[Task to complete]
Report back each line of the records that contains the string "image".

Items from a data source
:::

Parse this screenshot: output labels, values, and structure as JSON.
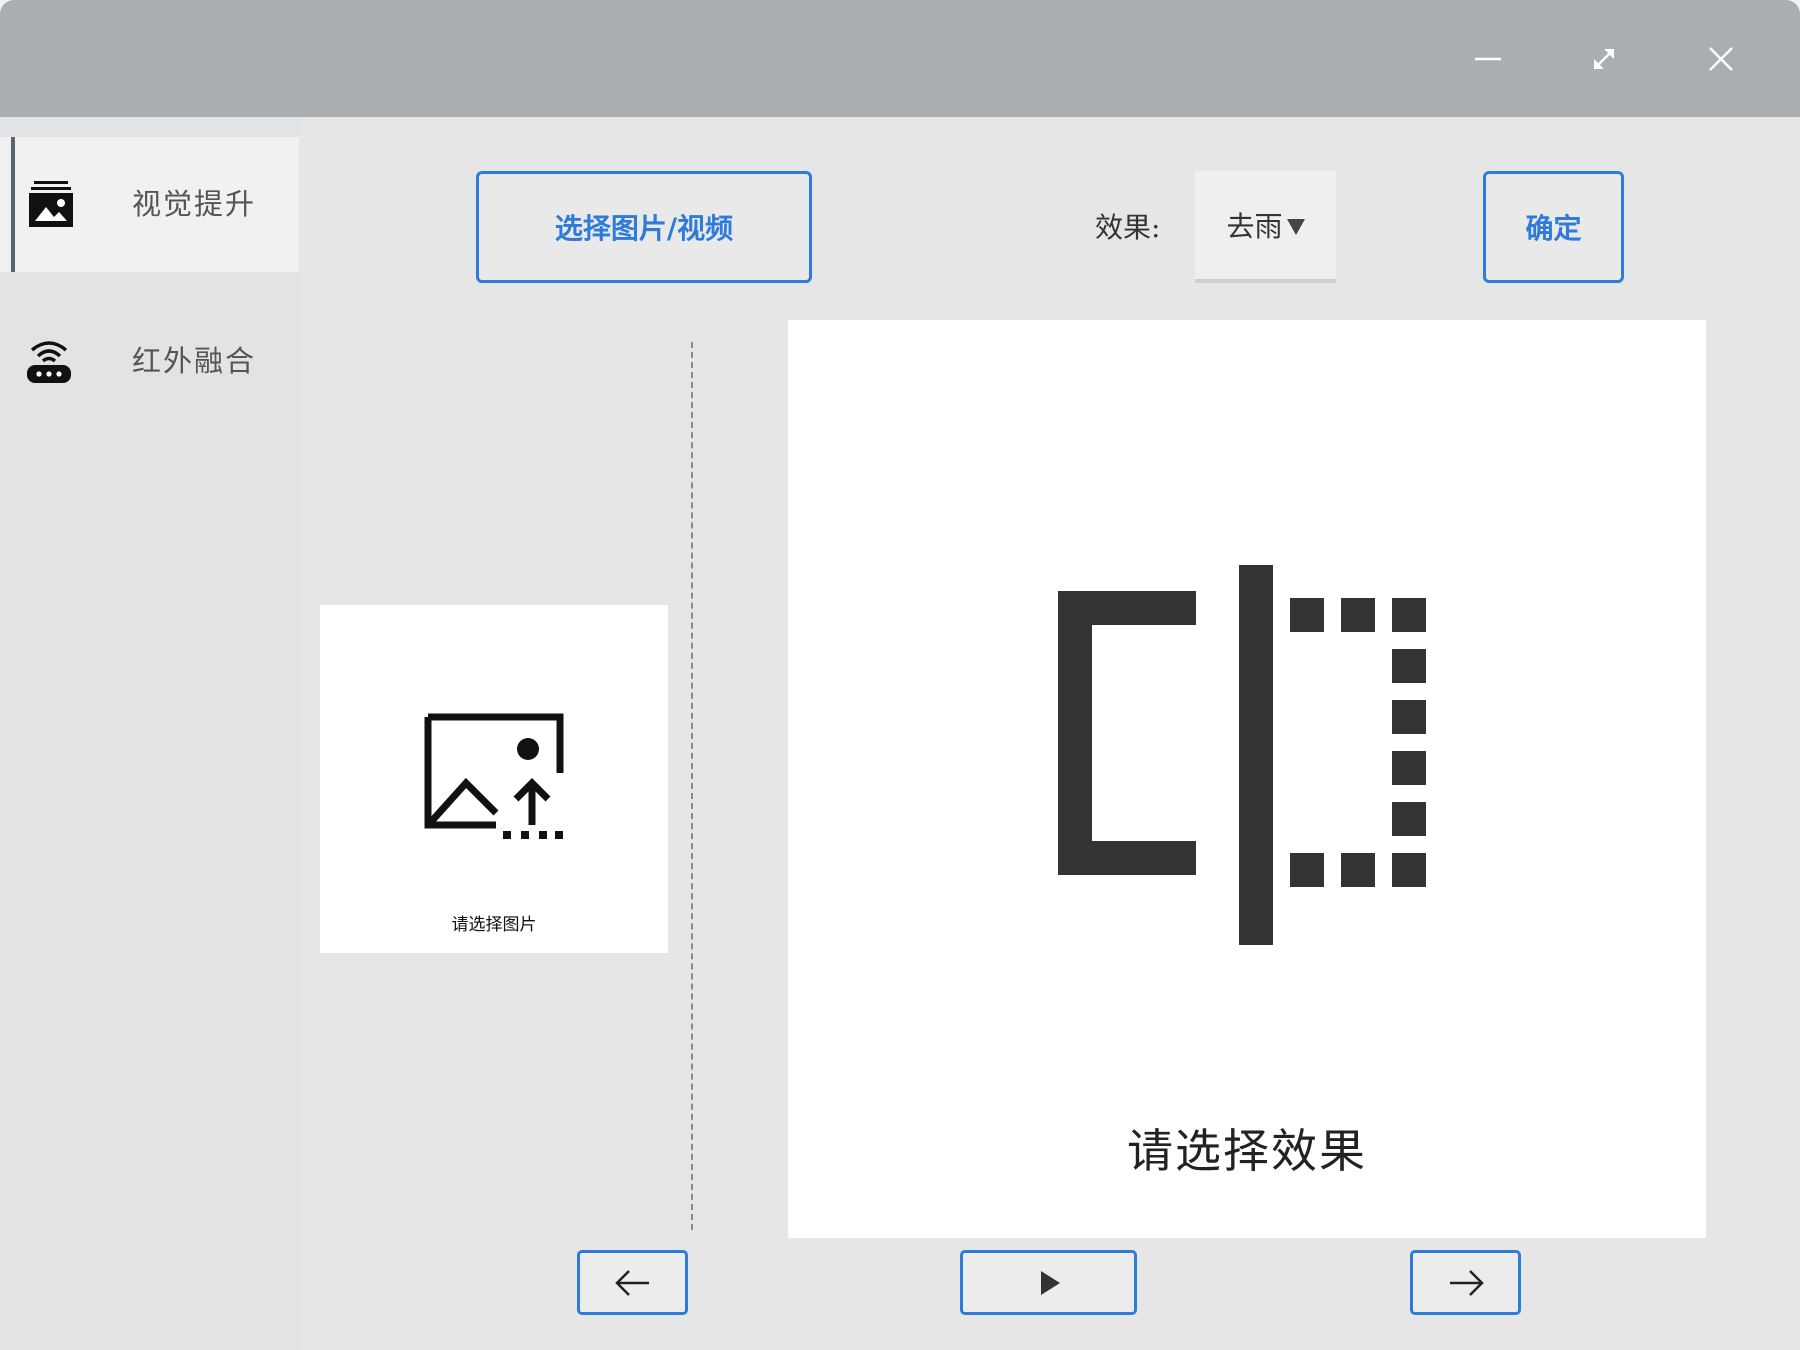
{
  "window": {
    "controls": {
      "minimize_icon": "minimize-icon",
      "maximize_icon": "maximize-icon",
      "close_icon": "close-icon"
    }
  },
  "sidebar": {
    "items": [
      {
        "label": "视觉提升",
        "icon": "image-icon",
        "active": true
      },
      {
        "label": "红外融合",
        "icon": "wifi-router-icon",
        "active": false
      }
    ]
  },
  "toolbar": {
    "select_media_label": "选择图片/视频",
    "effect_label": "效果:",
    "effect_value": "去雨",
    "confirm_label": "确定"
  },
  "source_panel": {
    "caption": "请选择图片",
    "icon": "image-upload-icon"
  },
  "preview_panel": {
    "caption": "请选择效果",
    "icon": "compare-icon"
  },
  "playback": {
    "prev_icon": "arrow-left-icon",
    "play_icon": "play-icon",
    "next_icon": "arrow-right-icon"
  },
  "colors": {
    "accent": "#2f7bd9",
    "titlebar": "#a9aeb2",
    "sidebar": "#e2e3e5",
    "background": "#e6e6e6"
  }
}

:::

[Exercise output]
        "icon": "image-icon",
    "icon": "image-upload-icon"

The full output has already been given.